[Records supplied start]

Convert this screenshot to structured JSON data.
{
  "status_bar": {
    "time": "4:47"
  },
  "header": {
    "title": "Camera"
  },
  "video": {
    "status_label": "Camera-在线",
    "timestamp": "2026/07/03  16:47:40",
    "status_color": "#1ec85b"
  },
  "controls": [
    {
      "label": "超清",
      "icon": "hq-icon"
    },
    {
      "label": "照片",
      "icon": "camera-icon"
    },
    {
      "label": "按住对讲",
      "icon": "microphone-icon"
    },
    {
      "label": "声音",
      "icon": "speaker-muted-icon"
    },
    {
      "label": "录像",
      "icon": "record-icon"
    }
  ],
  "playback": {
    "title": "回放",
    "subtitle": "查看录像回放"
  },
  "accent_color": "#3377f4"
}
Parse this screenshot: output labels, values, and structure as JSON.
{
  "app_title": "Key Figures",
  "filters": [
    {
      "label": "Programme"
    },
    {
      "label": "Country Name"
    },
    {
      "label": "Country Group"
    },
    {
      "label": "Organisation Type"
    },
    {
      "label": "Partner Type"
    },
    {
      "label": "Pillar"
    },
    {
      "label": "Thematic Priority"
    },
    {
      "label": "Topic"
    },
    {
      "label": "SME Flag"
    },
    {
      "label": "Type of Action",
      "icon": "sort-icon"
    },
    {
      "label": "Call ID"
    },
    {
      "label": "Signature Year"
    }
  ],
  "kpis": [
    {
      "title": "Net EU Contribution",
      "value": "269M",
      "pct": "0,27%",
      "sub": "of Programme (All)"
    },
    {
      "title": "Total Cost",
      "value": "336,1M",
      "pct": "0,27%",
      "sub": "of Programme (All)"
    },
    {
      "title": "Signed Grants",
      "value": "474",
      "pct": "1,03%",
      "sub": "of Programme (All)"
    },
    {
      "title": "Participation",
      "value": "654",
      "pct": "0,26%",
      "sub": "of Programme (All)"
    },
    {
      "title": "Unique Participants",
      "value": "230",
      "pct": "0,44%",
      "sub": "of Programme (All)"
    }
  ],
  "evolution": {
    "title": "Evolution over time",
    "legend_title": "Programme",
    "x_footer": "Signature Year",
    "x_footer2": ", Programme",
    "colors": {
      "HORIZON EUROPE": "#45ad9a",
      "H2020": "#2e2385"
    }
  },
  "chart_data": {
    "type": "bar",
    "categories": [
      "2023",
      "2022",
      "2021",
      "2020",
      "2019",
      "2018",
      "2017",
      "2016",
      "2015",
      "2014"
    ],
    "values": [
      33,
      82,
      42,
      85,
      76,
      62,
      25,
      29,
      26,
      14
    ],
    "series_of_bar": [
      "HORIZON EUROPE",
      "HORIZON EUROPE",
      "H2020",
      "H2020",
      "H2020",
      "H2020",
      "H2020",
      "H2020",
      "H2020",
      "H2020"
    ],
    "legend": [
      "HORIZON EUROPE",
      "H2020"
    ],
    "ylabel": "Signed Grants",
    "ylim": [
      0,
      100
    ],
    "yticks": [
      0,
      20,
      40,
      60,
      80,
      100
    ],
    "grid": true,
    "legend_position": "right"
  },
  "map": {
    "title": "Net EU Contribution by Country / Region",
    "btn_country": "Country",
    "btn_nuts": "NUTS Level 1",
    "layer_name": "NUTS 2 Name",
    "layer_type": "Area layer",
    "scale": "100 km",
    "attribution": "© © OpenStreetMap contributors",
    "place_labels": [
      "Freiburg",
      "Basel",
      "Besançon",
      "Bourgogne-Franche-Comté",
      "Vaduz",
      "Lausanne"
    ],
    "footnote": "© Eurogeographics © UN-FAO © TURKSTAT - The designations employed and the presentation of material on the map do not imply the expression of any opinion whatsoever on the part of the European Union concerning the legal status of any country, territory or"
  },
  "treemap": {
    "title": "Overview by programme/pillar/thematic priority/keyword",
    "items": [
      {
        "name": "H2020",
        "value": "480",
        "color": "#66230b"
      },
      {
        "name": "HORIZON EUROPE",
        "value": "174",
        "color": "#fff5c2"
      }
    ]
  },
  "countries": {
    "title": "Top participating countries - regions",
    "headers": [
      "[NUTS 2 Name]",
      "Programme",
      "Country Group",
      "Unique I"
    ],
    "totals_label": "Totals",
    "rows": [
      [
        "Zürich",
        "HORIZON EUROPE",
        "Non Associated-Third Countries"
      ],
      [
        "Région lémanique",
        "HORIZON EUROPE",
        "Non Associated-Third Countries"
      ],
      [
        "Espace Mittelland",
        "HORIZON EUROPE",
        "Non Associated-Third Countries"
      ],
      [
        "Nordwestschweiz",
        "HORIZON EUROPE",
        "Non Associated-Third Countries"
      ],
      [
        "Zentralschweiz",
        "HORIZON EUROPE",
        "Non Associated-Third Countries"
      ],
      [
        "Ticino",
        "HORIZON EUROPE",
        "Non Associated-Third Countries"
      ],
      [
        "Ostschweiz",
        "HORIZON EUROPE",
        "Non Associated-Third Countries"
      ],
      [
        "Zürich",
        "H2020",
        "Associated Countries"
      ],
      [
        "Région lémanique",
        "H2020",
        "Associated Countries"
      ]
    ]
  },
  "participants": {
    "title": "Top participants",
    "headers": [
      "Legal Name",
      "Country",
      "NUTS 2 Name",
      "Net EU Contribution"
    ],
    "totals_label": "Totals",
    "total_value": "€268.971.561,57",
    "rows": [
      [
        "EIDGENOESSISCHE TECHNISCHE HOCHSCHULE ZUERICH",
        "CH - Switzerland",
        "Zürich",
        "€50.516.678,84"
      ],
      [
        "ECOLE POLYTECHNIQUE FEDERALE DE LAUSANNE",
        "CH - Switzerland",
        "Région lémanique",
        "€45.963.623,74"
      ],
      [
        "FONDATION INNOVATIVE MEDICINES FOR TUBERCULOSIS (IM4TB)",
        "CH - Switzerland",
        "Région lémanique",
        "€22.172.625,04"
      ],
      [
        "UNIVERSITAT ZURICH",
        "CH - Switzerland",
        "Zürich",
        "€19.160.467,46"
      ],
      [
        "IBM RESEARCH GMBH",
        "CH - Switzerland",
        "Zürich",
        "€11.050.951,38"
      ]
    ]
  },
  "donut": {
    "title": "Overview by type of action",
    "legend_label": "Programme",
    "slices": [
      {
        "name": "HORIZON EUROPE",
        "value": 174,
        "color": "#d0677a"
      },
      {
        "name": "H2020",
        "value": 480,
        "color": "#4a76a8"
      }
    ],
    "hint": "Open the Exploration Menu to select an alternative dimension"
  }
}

[Records supplied end]

◆ Set exercise:
Type out the full listing again, exactly as given.

◆ Task result:
Convert this screenshot to structured JSON data.
{
  "status_bar": {
    "time": "4:47"
  },
  "header": {
    "title": "Camera"
  },
  "video": {
    "status_label": "Camera-在线",
    "timestamp": "2026/07/03  16:47:40",
    "status_color": "#1ec85b"
  },
  "controls": [
    {
      "label": "超清",
      "icon": "hq-icon"
    },
    {
      "label": "照片",
      "icon": "camera-icon"
    },
    {
      "label": "按住对讲",
      "icon": "microphone-icon"
    },
    {
      "label": "声音",
      "icon": "speaker-muted-icon"
    },
    {
      "label": "录像",
      "icon": "record-icon"
    }
  ],
  "playback": {
    "title": "回放",
    "subtitle": "查看录像回放"
  },
  "accent_color": "#3377f4"
}
Parse this screenshot: output labels, values, and structure as JSON.
{
  "app_title": "Key Figures",
  "filters": [
    {
      "label": "Programme"
    },
    {
      "label": "Country Name"
    },
    {
      "label": "Country Group"
    },
    {
      "label": "Organisation Type"
    },
    {
      "label": "Partner Type"
    },
    {
      "label": "Pillar"
    },
    {
      "label": "Thematic Priority"
    },
    {
      "label": "Topic"
    },
    {
      "label": "SME Flag"
    },
    {
      "label": "Type of Action",
      "icon": "sort-icon"
    },
    {
      "label": "Call ID"
    },
    {
      "label": "Signature Year"
    }
  ],
  "kpis": [
    {
      "title": "Net EU Contribution",
      "value": "269M",
      "pct": "0,27%",
      "sub": "of Programme (All)"
    },
    {
      "title": "Total Cost",
      "value": "336,1M",
      "pct": "0,27%",
      "sub": "of Programme (All)"
    },
    {
      "title": "Signed Grants",
      "value": "474",
      "pct": "1,03%",
      "sub": "of Programme (All)"
    },
    {
      "title": "Participation",
      "value": "654",
      "pct": "0,26%",
      "sub": "of Programme (All)"
    },
    {
      "title": "Unique Participants",
      "value": "230",
      "pct": "0,44%",
      "sub": "of Programme (All)"
    }
  ],
  "evolution": {
    "title": "Evolution over time",
    "legend_title": "Programme",
    "x_footer": "Signature Year",
    "x_footer2": ", Programme",
    "colors": {
      "HORIZON EUROPE": "#45ad9a",
      "H2020": "#2e2385"
    }
  },
  "chart_data": {
    "type": "bar",
    "categories": [
      "2023",
      "2022",
      "2021",
      "2020",
      "2019",
      "2018",
      "2017",
      "2016",
      "2015",
      "2014"
    ],
    "values": [
      33,
      82,
      42,
      85,
      76,
      62,
      25,
      29,
      26,
      14
    ],
    "series_of_bar": [
      "HORIZON EUROPE",
      "HORIZON EUROPE",
      "H2020",
      "H2020",
      "H2020",
      "H2020",
      "H2020",
      "H2020",
      "H2020",
      "H2020"
    ],
    "legend": [
      "HORIZON EUROPE",
      "H2020"
    ],
    "ylabel": "Signed Grants",
    "ylim": [
      0,
      100
    ],
    "yticks": [
      0,
      20,
      40,
      60,
      80,
      100
    ],
    "grid": true,
    "legend_position": "right"
  },
  "map": {
    "title": "Net EU Contribution by Country / Region",
    "btn_country": "Country",
    "btn_nuts": "NUTS Level 1",
    "layer_name": "NUTS 2 Name",
    "layer_type": "Area layer",
    "scale": "100 km",
    "attribution": "© © OpenStreetMap contributors",
    "place_labels": [
      "Freiburg",
      "Basel",
      "Besançon",
      "Bourgogne-Franche-Comté",
      "Vaduz",
      "Lausanne"
    ],
    "footnote": "© Eurogeographics © UN-FAO © TURKSTAT - The designations employed and the presentation of material on the map do not imply the expression of any opinion whatsoever on the part of the European Union concerning the legal status of any country, territory or"
  },
  "treemap": {
    "title": "Overview by programme/pillar/thematic priority/keyword",
    "items": [
      {
        "name": "H2020",
        "value": "480",
        "color": "#66230b"
      },
      {
        "name": "HORIZON EUROPE",
        "value": "174",
        "color": "#fff5c2"
      }
    ]
  },
  "countries": {
    "title": "Top participating countries - regions",
    "headers": [
      "[NUTS 2 Name]",
      "Programme",
      "Country Group",
      "Unique I"
    ],
    "totals_label": "Totals",
    "rows": [
      [
        "Zürich",
        "HORIZON EUROPE",
        "Non Associated-Third Countries"
      ],
      [
        "Région lémanique",
        "HORIZON EUROPE",
        "Non Associated-Third Countries"
      ],
      [
        "Espace Mittelland",
        "HORIZON EUROPE",
        "Non Associated-Third Countries"
      ],
      [
        "Nordwestschweiz",
        "HORIZON EUROPE",
        "Non Associated-Third Countries"
      ],
      [
        "Zentralschweiz",
        "HORIZON EUROPE",
        "Non Associated-Third Countries"
      ],
      [
        "Ticino",
        "HORIZON EUROPE",
        "Non Associated-Third Countries"
      ],
      [
        "Ostschweiz",
        "HORIZON EUROPE",
        "Non Associated-Third Countries"
      ],
      [
        "Zürich",
        "H2020",
        "Associated Countries"
      ],
      [
        "Région lémanique",
        "H2020",
        "Associated Countries"
      ]
    ]
  },
  "participants": {
    "title": "Top participants",
    "headers": [
      "Legal Name",
      "Country",
      "NUTS 2 Name",
      "Net EU Contribution"
    ],
    "totals_label": "Totals",
    "total_value": "€268.971.561,57",
    "rows": [
      [
        "EIDGENOESSISCHE TECHNISCHE HOCHSCHULE ZUERICH",
        "CH - Switzerland",
        "Zürich",
        "€50.516.678,84"
      ],
      [
        "ECOLE POLYTECHNIQUE FEDERALE DE LAUSANNE",
        "CH - Switzerland",
        "Région lémanique",
        "€45.963.623,74"
      ],
      [
        "FONDATION INNOVATIVE MEDICINES FOR TUBERCULOSIS (IM4TB)",
        "CH - Switzerland",
        "Région lémanique",
        "€22.172.625,04"
      ],
      [
        "UNIVERSITAT ZURICH",
        "CH - Switzerland",
        "Zürich",
        "€19.160.467,46"
      ],
      [
        "IBM RESEARCH GMBH",
        "CH - Switzerland",
        "Zürich",
        "€11.050.951,38"
      ]
    ]
  },
  "donut": {
    "title": "Overview by type of action",
    "legend_label": "Programme",
    "slices": [
      {
        "name": "HORIZON EUROPE",
        "value": 174,
        "color": "#d0677a"
      },
      {
        "name": "H2020",
        "value": 480,
        "color": "#4a76a8"
      }
    ],
    "hint": "Open the Exploration Menu to select an alternative dimension"
  }
}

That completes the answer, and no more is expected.